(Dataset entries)
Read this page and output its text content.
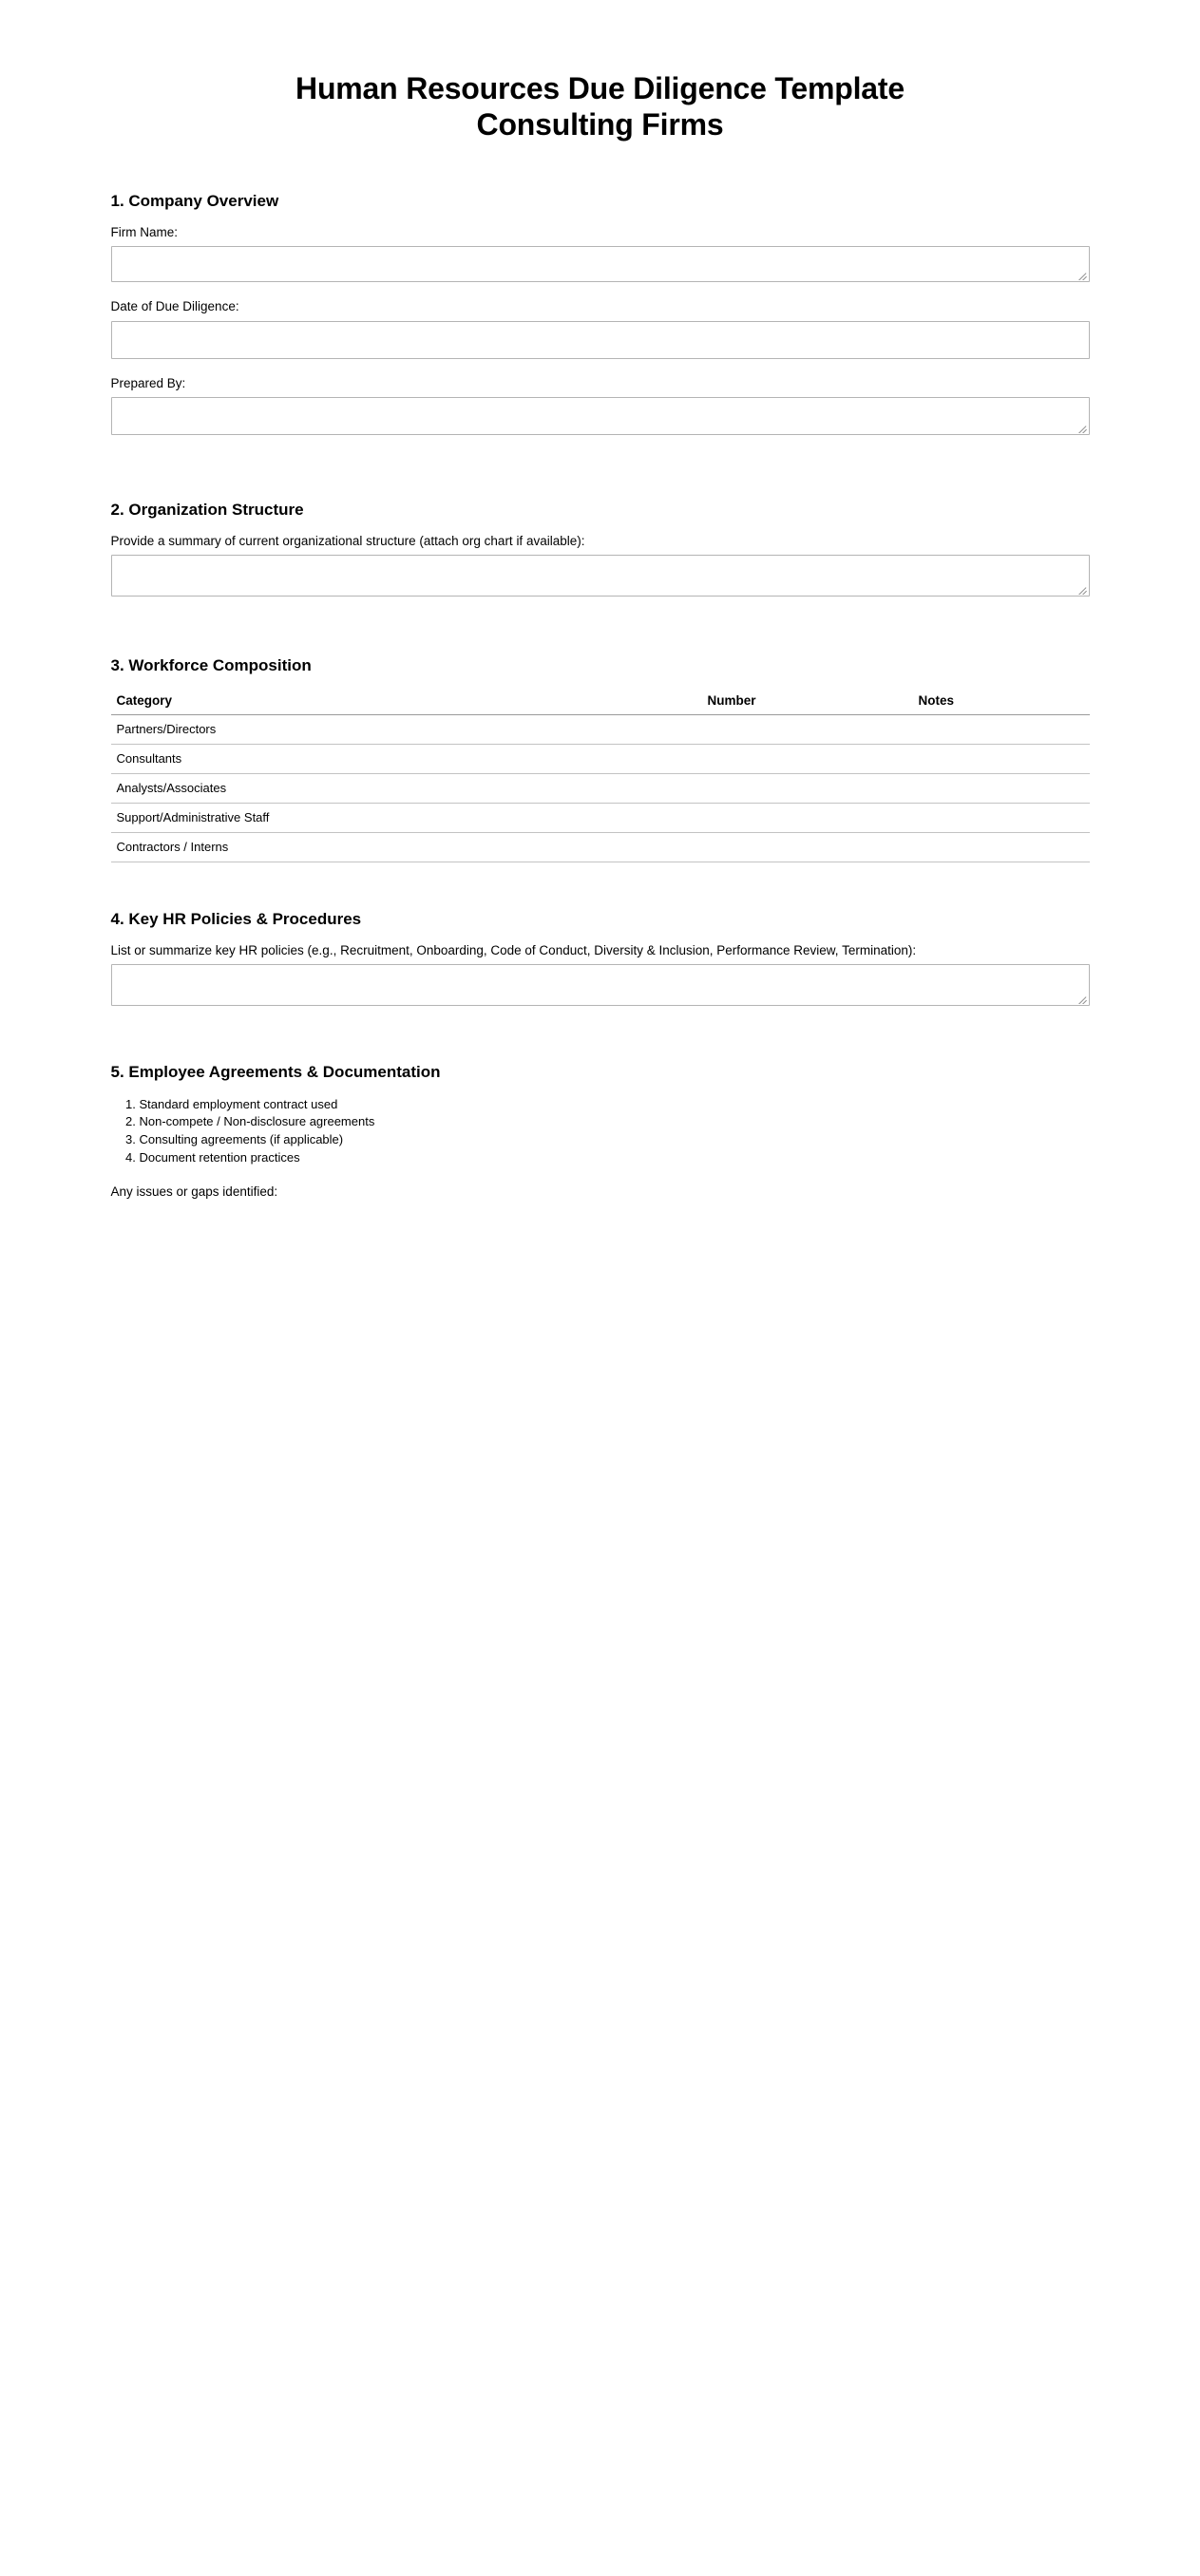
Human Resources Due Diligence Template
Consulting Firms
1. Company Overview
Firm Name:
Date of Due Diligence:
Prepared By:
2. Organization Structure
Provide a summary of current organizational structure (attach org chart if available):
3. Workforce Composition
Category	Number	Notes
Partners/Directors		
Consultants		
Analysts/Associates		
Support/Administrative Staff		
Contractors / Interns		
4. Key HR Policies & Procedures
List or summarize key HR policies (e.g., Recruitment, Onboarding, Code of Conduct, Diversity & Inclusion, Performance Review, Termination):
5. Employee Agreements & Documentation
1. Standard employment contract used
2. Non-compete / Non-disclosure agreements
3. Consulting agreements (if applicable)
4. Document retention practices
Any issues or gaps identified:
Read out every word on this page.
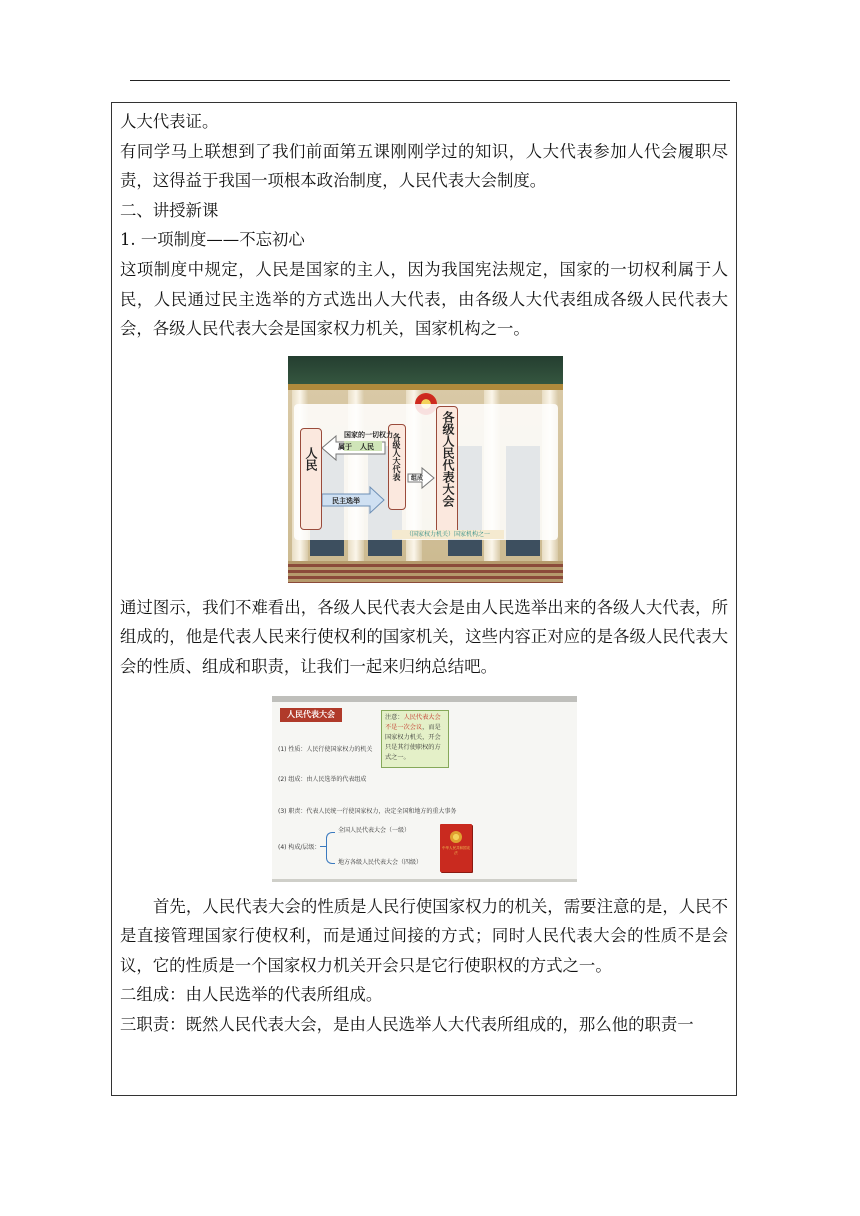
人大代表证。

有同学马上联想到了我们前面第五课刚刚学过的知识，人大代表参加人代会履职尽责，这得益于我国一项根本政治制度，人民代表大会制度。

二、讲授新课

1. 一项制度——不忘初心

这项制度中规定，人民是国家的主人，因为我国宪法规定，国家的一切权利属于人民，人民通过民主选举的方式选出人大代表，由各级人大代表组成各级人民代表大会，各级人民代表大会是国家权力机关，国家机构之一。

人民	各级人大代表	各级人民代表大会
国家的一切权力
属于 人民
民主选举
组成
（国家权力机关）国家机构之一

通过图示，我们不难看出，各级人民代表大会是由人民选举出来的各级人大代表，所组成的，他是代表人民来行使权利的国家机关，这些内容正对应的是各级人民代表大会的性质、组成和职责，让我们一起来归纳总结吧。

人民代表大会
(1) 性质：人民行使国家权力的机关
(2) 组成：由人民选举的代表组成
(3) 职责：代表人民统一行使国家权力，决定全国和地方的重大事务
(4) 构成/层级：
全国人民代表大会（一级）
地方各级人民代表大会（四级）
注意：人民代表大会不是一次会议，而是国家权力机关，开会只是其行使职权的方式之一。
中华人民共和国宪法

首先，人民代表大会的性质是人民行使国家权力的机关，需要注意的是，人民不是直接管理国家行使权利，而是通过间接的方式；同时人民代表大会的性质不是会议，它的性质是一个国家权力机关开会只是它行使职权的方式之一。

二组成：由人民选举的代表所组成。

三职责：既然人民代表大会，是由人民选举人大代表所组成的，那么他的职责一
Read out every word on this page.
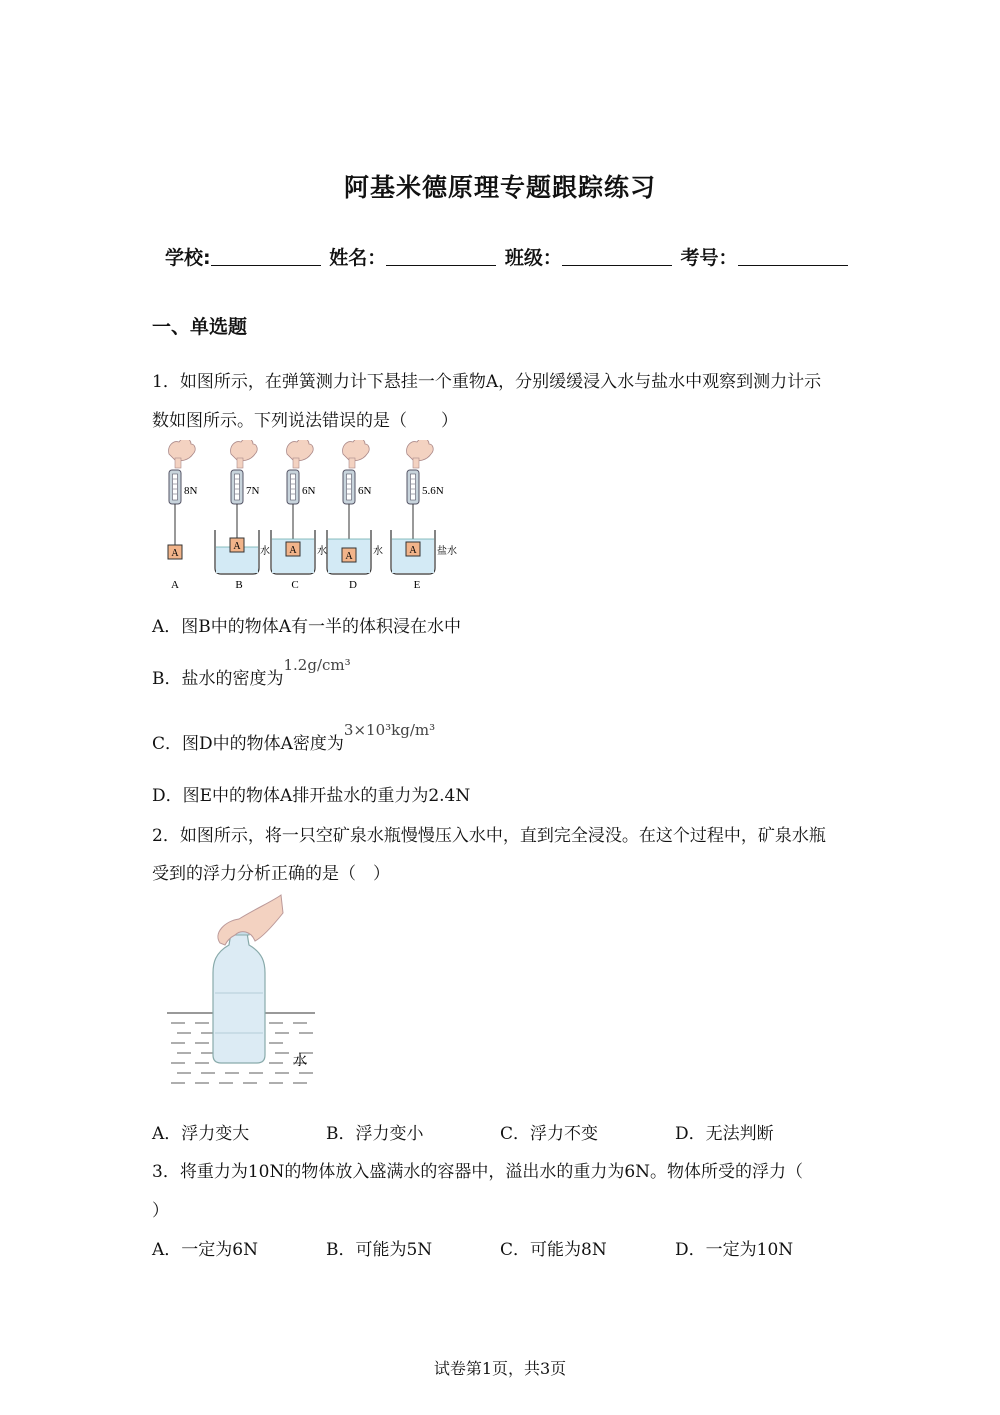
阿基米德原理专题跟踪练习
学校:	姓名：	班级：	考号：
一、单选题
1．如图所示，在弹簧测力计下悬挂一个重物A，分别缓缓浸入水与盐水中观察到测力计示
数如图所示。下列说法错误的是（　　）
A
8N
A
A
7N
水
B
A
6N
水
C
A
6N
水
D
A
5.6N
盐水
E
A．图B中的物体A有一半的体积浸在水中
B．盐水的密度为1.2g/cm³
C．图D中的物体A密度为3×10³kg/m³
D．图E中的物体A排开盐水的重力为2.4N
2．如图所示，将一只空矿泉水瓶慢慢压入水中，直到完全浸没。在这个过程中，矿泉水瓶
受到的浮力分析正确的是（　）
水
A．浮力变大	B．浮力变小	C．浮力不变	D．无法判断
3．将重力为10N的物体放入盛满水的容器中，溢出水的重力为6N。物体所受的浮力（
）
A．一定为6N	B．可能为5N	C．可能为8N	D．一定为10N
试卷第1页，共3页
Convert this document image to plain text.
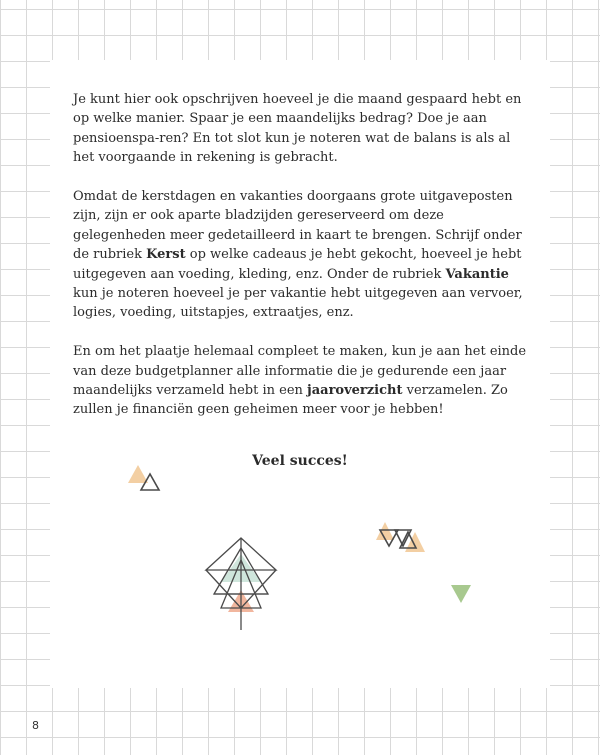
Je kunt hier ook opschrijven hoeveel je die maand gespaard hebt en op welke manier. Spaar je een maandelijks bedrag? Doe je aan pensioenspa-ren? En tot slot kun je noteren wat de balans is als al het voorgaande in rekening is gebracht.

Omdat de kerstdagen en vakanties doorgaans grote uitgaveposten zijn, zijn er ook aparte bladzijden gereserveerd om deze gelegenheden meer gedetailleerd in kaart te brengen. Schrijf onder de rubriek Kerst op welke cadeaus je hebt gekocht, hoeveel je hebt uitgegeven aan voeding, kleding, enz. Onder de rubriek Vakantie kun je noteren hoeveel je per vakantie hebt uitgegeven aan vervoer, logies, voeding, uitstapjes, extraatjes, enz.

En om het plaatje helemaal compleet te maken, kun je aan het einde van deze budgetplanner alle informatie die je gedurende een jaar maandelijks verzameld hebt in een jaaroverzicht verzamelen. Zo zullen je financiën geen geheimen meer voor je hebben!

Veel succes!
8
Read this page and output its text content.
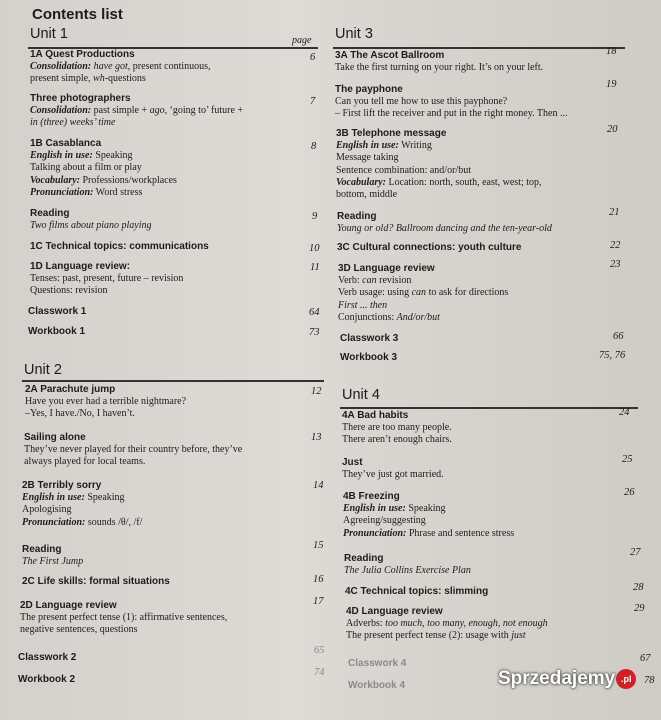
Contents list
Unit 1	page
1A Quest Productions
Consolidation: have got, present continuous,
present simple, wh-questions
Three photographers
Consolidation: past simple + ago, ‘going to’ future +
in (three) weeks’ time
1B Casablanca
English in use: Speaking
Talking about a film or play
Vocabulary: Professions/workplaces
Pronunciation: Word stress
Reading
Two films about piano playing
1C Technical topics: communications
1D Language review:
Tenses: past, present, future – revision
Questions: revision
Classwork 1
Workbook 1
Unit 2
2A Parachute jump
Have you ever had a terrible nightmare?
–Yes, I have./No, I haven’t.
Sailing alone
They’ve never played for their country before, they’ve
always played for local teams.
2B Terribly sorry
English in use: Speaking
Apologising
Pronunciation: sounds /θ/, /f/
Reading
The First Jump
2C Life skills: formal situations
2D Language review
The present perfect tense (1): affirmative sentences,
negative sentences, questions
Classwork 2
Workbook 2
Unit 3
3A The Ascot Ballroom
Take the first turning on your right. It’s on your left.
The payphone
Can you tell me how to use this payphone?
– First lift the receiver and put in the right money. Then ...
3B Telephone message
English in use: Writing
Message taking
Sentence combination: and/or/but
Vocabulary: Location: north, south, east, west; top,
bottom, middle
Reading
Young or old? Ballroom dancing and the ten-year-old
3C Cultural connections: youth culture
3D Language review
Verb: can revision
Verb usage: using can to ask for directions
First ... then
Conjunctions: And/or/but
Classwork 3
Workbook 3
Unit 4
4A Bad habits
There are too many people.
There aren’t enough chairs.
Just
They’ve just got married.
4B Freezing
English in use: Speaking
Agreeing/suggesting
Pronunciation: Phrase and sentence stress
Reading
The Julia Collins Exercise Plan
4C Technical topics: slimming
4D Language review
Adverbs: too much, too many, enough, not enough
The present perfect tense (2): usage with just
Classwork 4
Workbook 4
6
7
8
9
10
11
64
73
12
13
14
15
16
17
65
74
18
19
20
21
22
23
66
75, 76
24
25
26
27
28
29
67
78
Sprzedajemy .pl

§ **CHALLENGE**
Select and copy each line from the data that includes the word "present".

§ **ANSWER FOR THIS EXERCISE**
Consolidation: have got, present continuous,
present simple, wh-questions
Tenses: past, present, future – revision
The present perfect tense (1): affirmative sentences,
The present perfect tense (2): usage with just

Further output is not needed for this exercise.